-- Begin Supplied information --

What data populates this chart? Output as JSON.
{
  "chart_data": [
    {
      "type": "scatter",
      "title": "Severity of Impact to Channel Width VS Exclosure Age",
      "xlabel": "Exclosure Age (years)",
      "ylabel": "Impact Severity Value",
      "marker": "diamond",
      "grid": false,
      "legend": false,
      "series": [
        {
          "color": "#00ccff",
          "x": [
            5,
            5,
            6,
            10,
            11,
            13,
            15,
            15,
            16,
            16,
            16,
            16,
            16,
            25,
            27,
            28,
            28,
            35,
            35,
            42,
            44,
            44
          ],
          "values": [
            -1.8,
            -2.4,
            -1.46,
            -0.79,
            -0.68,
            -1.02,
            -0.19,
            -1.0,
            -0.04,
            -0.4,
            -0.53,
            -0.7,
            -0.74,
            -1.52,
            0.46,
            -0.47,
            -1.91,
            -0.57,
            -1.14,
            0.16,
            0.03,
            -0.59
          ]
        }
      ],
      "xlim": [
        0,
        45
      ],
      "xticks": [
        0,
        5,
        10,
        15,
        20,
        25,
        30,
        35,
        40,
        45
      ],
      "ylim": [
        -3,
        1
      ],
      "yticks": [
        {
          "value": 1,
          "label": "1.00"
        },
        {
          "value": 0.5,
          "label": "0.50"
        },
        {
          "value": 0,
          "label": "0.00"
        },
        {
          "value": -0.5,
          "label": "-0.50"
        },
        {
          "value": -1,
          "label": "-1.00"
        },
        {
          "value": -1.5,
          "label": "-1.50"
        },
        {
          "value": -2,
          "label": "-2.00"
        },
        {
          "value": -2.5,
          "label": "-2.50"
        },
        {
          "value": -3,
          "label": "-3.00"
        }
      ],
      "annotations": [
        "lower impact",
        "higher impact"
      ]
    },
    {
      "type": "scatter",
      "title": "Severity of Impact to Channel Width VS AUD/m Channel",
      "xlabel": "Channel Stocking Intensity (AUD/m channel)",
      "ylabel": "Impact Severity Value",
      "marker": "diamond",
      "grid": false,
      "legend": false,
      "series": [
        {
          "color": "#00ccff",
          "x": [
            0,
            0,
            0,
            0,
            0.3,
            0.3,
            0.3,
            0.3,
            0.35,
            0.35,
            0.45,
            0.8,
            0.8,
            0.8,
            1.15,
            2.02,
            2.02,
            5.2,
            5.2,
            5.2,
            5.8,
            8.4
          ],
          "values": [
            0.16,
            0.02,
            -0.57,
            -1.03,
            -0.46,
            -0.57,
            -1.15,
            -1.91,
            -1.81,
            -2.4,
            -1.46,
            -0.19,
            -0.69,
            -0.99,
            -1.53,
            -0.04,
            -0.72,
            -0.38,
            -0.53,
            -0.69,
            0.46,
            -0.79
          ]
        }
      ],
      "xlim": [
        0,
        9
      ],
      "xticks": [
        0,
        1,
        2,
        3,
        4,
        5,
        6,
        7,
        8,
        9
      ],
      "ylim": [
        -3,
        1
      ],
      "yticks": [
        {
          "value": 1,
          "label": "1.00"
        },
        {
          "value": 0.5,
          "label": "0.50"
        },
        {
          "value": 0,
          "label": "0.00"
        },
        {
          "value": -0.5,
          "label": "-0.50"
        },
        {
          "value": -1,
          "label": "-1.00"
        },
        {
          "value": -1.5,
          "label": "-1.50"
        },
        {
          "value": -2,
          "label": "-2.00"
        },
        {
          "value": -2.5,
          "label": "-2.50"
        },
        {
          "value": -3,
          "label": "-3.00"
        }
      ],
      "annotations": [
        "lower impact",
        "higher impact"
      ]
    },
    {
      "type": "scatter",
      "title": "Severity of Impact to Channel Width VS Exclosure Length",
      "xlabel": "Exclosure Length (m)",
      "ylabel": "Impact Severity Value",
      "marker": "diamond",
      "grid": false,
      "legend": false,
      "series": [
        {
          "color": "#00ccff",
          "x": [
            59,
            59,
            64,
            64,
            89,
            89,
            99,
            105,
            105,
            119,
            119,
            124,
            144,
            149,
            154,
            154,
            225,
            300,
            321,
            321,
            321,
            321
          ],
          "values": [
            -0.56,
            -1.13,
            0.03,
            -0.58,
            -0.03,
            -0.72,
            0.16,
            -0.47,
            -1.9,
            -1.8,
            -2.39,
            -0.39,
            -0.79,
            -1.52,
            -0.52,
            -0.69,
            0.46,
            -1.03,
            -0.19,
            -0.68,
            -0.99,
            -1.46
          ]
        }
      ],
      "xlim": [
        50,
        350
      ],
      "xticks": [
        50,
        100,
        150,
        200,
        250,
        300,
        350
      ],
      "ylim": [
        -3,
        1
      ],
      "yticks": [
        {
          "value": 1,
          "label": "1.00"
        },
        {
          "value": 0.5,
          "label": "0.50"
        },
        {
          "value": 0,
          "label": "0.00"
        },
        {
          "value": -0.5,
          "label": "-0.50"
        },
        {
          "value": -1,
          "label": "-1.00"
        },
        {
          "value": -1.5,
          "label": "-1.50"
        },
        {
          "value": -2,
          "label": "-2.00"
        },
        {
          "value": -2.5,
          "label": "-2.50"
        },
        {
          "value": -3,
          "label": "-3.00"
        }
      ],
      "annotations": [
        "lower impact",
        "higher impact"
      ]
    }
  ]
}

-- End Supplied information --

Aim => Nothing in the data may differ; print all of it exactly as written.

Solution for this exercise =>
What data populates this chart? Output as JSON.
{
  "chart_data": [
    {
      "type": "scatter",
      "title": "Severity of Impact to Channel Width VS Exclosure Age",
      "xlabel": "Exclosure Age (years)",
      "ylabel": "Impact Severity Value",
      "marker": "diamond",
      "grid": false,
      "legend": false,
      "series": [
        {
          "color": "#00ccff",
          "x": [
            5,
            5,
            6,
            10,
            11,
            13,
            15,
            15,
            16,
            16,
            16,
            16,
            16,
            25,
            27,
            28,
            28,
            35,
            35,
            42,
            44,
            44
          ],
          "values": [
            -1.8,
            -2.4,
            -1.46,
            -0.79,
            -0.68,
            -1.02,
            -0.19,
            -1.0,
            -0.04,
            -0.4,
            -0.53,
            -0.7,
            -0.74,
            -1.52,
            0.46,
            -0.47,
            -1.91,
            -0.57,
            -1.14,
            0.16,
            0.03,
            -0.59
          ]
        }
      ],
      "xlim": [
        0,
        45
      ],
      "xticks": [
        0,
        5,
        10,
        15,
        20,
        25,
        30,
        35,
        40,
        45
      ],
      "ylim": [
        -3,
        1
      ],
      "yticks": [
        {
          "value": 1,
          "label": "1.00"
        },
        {
          "value": 0.5,
          "label": "0.50"
        },
        {
          "value": 0,
          "label": "0.00"
        },
        {
          "value": -0.5,
          "label": "-0.50"
        },
        {
          "value": -1,
          "label": "-1.00"
        },
        {
          "value": -1.5,
          "label": "-1.50"
        },
        {
          "value": -2,
          "label": "-2.00"
        },
        {
          "value": -2.5,
          "label": "-2.50"
        },
        {
          "value": -3,
          "label": "-3.00"
        }
      ],
      "annotations": [
        "lower impact",
        "higher impact"
      ]
    },
    {
      "type": "scatter",
      "title": "Severity of Impact to Channel Width VS AUD/m Channel",
      "xlabel": "Channel Stocking Intensity (AUD/m channel)",
      "ylabel": "Impact Severity Value",
      "marker": "diamond",
      "grid": false,
      "legend": false,
      "series": [
        {
          "color": "#00ccff",
          "x": [
            0,
            0,
            0,
            0,
            0.3,
            0.3,
            0.3,
            0.3,
            0.35,
            0.35,
            0.45,
            0.8,
            0.8,
            0.8,
            1.15,
            2.02,
            2.02,
            5.2,
            5.2,
            5.2,
            5.8,
            8.4
          ],
          "values": [
            0.16,
            0.02,
            -0.57,
            -1.03,
            -0.46,
            -0.57,
            -1.15,
            -1.91,
            -1.81,
            -2.4,
            -1.46,
            -0.19,
            -0.69,
            -0.99,
            -1.53,
            -0.04,
            -0.72,
            -0.38,
            -0.53,
            -0.69,
            0.46,
            -0.79
          ]
        }
      ],
      "xlim": [
        0,
        9
      ],
      "xticks": [
        0,
        1,
        2,
        3,
        4,
        5,
        6,
        7,
        8,
        9
      ],
      "ylim": [
        -3,
        1
      ],
      "yticks": [
        {
          "value": 1,
          "label": "1.00"
        },
        {
          "value": 0.5,
          "label": "0.50"
        },
        {
          "value": 0,
          "label": "0.00"
        },
        {
          "value": -0.5,
          "label": "-0.50"
        },
        {
          "value": -1,
          "label": "-1.00"
        },
        {
          "value": -1.5,
          "label": "-1.50"
        },
        {
          "value": -2,
          "label": "-2.00"
        },
        {
          "value": -2.5,
          "label": "-2.50"
        },
        {
          "value": -3,
          "label": "-3.00"
        }
      ],
      "annotations": [
        "lower impact",
        "higher impact"
      ]
    },
    {
      "type": "scatter",
      "title": "Severity of Impact to Channel Width VS Exclosure Length",
      "xlabel": "Exclosure Length (m)",
      "ylabel": "Impact Severity Value",
      "marker": "diamond",
      "grid": false,
      "legend": false,
      "series": [
        {
          "color": "#00ccff",
          "x": [
            59,
            59,
            64,
            64,
            89,
            89,
            99,
            105,
            105,
            119,
            119,
            124,
            144,
            149,
            154,
            154,
            225,
            300,
            321,
            321,
            321,
            321
          ],
          "values": [
            -0.56,
            -1.13,
            0.03,
            -0.58,
            -0.03,
            -0.72,
            0.16,
            -0.47,
            -1.9,
            -1.8,
            -2.39,
            -0.39,
            -0.79,
            -1.52,
            -0.52,
            -0.69,
            0.46,
            -1.03,
            -0.19,
            -0.68,
            -0.99,
            -1.46
          ]
        }
      ],
      "xlim": [
        50,
        350
      ],
      "xticks": [
        50,
        100,
        150,
        200,
        250,
        300,
        350
      ],
      "ylim": [
        -3,
        1
      ],
      "yticks": [
        {
          "value": 1,
          "label": "1.00"
        },
        {
          "value": 0.5,
          "label": "0.50"
        },
        {
          "value": 0,
          "label": "0.00"
        },
        {
          "value": -0.5,
          "label": "-0.50"
        },
        {
          "value": -1,
          "label": "-1.00"
        },
        {
          "value": -1.5,
          "label": "-1.50"
        },
        {
          "value": -2,
          "label": "-2.00"
        },
        {
          "value": -2.5,
          "label": "-2.50"
        },
        {
          "value": -3,
          "label": "-3.00"
        }
      ],
      "annotations": [
        "lower impact",
        "higher impact"
      ]
    }
  ]
}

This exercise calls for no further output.